>> Begin Records provided
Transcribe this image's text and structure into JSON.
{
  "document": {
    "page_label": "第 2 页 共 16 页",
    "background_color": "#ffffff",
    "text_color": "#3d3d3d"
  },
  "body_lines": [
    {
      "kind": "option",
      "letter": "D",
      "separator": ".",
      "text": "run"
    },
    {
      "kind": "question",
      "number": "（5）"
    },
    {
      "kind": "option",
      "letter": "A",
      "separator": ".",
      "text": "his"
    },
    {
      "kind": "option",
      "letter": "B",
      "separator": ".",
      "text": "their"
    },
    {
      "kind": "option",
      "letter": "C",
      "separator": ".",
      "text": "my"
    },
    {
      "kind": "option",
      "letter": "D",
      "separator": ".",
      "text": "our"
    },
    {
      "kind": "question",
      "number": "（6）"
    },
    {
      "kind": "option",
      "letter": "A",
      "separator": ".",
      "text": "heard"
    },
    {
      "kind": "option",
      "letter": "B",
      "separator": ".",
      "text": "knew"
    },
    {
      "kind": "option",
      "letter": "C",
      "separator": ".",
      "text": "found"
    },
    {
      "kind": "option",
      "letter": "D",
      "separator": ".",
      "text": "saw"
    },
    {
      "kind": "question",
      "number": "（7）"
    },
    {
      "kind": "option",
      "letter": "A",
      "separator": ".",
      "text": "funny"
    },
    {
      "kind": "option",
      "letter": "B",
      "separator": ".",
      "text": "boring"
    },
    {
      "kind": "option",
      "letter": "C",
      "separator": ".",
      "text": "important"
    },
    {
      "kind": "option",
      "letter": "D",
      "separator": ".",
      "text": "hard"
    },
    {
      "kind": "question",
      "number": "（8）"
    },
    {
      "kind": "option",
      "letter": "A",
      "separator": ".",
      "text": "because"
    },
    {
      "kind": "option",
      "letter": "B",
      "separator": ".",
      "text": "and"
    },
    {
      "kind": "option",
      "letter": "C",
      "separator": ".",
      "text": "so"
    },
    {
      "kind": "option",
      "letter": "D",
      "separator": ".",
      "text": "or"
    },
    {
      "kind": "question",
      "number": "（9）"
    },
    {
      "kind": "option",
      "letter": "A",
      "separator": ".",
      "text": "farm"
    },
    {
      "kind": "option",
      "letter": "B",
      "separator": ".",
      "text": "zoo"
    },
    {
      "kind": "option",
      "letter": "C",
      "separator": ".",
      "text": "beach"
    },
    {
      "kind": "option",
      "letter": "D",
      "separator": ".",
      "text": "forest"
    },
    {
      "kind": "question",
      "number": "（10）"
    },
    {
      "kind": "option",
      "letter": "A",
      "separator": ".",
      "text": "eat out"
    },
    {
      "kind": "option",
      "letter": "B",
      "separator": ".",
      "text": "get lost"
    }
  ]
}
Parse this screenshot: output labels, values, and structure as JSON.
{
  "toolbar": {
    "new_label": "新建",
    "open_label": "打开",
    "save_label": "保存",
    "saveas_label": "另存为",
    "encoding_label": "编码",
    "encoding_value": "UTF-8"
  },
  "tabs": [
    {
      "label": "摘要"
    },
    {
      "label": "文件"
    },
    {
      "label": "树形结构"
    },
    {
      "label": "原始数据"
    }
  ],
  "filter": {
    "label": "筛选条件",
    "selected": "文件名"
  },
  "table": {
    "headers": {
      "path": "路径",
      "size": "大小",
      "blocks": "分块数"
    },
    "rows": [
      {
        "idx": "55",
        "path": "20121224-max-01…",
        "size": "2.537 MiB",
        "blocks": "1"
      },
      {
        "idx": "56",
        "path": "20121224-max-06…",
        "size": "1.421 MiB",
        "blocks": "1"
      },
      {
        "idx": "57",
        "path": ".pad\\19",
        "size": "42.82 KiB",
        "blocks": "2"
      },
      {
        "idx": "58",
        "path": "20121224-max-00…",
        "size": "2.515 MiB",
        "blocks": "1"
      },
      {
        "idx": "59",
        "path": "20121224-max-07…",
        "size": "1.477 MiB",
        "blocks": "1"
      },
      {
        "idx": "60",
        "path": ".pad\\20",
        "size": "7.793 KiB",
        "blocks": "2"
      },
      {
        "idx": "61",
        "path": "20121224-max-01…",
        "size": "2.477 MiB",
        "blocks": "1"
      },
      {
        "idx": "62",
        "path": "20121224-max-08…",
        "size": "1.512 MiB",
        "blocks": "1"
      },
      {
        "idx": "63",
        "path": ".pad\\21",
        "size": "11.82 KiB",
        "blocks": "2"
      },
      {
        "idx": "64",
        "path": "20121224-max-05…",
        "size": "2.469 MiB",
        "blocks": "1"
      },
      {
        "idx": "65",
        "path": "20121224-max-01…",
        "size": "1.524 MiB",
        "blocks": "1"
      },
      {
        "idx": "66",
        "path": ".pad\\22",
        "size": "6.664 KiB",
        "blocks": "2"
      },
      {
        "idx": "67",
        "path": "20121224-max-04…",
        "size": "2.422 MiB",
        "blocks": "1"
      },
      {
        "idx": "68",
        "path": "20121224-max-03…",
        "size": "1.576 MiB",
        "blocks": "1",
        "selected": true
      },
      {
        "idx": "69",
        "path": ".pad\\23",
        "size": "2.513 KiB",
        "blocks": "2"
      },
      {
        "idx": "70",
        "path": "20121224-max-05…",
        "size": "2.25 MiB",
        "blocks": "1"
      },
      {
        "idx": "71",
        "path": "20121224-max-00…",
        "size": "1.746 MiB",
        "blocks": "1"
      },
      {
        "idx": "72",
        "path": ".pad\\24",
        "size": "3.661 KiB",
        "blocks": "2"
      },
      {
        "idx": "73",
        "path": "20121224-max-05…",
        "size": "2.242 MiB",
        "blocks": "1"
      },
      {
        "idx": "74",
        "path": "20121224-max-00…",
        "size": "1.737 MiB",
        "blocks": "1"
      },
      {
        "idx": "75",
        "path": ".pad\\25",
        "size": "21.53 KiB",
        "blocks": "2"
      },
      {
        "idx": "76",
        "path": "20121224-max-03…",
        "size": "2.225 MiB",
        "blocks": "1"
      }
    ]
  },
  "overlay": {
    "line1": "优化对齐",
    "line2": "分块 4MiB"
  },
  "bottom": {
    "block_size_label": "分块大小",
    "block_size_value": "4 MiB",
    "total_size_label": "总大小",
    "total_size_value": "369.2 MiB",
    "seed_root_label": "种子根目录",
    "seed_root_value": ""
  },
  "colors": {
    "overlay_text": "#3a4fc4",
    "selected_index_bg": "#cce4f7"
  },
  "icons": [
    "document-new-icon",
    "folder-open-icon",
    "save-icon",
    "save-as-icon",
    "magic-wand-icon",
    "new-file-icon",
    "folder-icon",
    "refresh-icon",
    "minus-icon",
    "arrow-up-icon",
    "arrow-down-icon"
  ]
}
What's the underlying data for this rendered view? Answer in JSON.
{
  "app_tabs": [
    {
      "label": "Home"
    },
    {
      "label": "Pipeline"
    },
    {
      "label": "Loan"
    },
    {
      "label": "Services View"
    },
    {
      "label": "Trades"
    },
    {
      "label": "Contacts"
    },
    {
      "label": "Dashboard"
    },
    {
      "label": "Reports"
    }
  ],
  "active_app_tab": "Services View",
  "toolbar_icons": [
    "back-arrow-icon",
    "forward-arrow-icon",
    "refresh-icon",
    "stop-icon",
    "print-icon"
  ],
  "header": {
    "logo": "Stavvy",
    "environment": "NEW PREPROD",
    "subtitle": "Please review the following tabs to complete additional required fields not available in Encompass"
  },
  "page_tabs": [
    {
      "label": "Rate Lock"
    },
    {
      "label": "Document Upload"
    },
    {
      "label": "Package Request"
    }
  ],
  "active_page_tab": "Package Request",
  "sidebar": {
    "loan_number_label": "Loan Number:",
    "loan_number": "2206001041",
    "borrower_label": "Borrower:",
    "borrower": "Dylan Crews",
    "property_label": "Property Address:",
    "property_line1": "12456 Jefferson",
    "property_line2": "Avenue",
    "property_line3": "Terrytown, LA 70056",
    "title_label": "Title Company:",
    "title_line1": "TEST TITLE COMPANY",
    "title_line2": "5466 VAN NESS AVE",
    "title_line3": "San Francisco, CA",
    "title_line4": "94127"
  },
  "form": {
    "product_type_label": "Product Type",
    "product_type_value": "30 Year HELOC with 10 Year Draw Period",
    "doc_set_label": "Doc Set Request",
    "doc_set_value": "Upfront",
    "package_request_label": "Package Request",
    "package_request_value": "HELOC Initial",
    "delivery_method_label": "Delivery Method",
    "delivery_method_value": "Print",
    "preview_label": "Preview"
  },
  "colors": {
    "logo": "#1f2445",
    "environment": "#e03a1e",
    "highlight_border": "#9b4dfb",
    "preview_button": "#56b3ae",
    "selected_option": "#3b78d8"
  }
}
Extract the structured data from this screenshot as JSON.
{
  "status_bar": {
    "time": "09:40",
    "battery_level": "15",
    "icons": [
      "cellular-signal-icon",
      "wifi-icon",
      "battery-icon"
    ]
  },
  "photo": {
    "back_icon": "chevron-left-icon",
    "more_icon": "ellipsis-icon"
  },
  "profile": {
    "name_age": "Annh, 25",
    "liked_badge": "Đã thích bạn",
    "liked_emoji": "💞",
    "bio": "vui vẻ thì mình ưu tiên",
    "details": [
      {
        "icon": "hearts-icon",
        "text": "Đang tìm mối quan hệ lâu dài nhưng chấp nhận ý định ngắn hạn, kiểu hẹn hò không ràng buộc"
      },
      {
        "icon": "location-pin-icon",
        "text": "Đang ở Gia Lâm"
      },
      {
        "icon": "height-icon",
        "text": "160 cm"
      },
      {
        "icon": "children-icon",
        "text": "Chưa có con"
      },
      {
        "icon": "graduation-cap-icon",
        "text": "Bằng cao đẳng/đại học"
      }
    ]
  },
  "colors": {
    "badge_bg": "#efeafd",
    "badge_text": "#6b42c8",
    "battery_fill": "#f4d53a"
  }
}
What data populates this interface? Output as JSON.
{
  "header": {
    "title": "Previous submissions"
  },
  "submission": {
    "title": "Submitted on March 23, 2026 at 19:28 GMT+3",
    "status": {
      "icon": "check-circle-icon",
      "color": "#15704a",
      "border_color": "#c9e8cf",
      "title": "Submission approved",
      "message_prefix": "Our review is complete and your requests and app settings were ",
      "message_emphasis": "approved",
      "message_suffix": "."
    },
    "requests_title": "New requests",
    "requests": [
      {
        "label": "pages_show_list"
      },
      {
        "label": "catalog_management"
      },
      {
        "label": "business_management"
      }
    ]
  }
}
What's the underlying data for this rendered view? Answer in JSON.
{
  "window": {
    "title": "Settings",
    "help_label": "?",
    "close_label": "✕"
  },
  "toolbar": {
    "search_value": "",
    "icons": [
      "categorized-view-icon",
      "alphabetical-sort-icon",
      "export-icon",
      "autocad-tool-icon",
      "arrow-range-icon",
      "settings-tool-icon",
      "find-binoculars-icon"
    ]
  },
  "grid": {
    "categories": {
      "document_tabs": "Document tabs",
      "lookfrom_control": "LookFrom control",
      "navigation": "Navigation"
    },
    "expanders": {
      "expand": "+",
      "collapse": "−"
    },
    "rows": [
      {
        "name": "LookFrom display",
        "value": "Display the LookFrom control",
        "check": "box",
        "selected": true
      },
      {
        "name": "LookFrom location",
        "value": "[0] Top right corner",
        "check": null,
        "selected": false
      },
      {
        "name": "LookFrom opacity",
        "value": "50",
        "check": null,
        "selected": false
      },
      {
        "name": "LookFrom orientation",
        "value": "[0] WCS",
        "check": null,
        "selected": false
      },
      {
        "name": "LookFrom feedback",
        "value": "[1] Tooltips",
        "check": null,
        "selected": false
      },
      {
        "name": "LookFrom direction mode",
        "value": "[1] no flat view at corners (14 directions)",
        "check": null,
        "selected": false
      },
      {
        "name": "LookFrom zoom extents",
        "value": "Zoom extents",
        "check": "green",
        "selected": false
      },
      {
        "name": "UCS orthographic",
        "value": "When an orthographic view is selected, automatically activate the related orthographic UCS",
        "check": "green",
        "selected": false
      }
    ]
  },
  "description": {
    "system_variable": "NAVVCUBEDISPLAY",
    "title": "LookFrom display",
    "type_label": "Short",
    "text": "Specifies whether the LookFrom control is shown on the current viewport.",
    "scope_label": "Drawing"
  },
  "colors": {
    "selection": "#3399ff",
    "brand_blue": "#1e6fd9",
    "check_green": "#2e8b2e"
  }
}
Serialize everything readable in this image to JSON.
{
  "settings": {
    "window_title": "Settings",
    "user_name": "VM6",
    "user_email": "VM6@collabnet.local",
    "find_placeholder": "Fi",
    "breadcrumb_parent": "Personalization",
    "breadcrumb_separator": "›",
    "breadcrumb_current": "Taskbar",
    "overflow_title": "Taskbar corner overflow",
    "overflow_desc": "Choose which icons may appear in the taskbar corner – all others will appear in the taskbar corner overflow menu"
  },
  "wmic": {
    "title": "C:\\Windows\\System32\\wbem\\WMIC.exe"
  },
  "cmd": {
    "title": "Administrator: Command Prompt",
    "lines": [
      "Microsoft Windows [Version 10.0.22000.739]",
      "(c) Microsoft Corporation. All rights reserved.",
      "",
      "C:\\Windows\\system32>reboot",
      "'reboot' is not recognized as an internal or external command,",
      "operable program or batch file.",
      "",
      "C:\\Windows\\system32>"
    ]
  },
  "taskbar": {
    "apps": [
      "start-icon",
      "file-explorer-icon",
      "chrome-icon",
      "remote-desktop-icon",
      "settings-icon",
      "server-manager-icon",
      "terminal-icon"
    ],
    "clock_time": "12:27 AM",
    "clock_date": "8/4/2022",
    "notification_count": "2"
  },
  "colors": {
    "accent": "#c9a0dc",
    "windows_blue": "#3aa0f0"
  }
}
>> End Records provided
Provide the count, and nothing else, of lines in the data above where the word "requests" occurs.

3